• REQUIRED WORK:
Only the number is needed: how many lines contain the word "content"?
━━ PROVIDED RECORDS
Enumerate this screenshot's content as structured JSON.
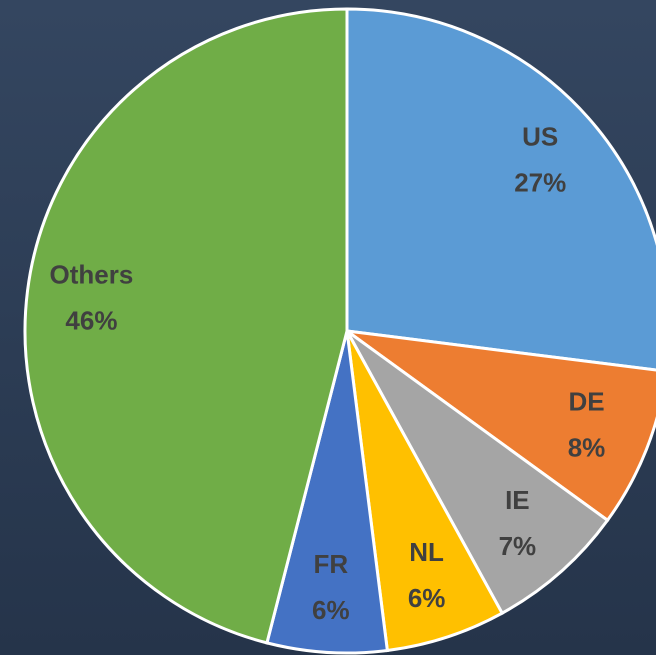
{
  "chart_data": {
    "type": "pie",
    "categories": [
      "US",
      "DE",
      "IE",
      "NL",
      "FR",
      "Others"
    ],
    "values": [
      27,
      8,
      7,
      6,
      6,
      46
    ],
    "value_labels": [
      "27%",
      "8%",
      "7%",
      "6%",
      "6%",
      "46%"
    ],
    "colors": [
      "#5b9bd5",
      "#ed7d31",
      "#a5a5a5",
      "#ffc000",
      "#4472c4",
      "#70ad47"
    ]
  }
}
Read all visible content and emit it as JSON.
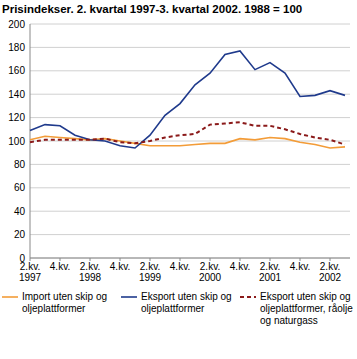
{
  "chart_data": {
    "type": "line",
    "title": "Prisindekser. 2. kvartal 1997-3. kvartal 2002. 1988 = 100",
    "categories": [
      "2.kv.\n1997",
      null,
      "4.kv.",
      null,
      "2.kv.\n1998",
      null,
      "4.kv.",
      null,
      "2.kv.\n1999",
      null,
      "4.kv.",
      null,
      "2.kv.\n2000",
      null,
      "4.kv.",
      null,
      "2.kv.\n2001",
      null,
      "4.kv.",
      null,
      "2.kv.\n2002",
      null
    ],
    "series": [
      {
        "name": "Import uten skip og oljeplattformer",
        "color": "#f39c38",
        "line_style": "solid",
        "values": [
          101,
          104,
          103,
          102,
          101,
          102,
          100,
          98,
          96,
          96,
          96,
          97,
          98,
          98,
          102,
          101,
          103,
          102,
          99,
          97,
          94,
          95
        ]
      },
      {
        "name": "Eksport uten skip og oljeplattformer",
        "color": "#1f3a8c",
        "line_style": "solid",
        "values": [
          109,
          114,
          113,
          105,
          101,
          100,
          96,
          94,
          105,
          122,
          132,
          148,
          158,
          174,
          177,
          161,
          167,
          158,
          138,
          139,
          143,
          139
        ]
      },
      {
        "name": "Eksport uten skip og oljeplattformer, råolje og naturgass",
        "color": "#8b1a1a",
        "line_style": "dashed",
        "values": [
          99,
          101,
          101,
          101,
          101,
          102,
          99,
          98,
          100,
          103,
          105,
          106,
          114,
          115,
          116,
          113,
          113,
          110,
          106,
          103,
          101,
          97
        ]
      }
    ],
    "ylim": [
      0,
      200
    ],
    "yticks": [
      0,
      20,
      40,
      60,
      80,
      100,
      120,
      140,
      160,
      180,
      200
    ],
    "grid": true,
    "legend": "bottom"
  }
}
━━━━
• EXERCISE RESPONSE:
2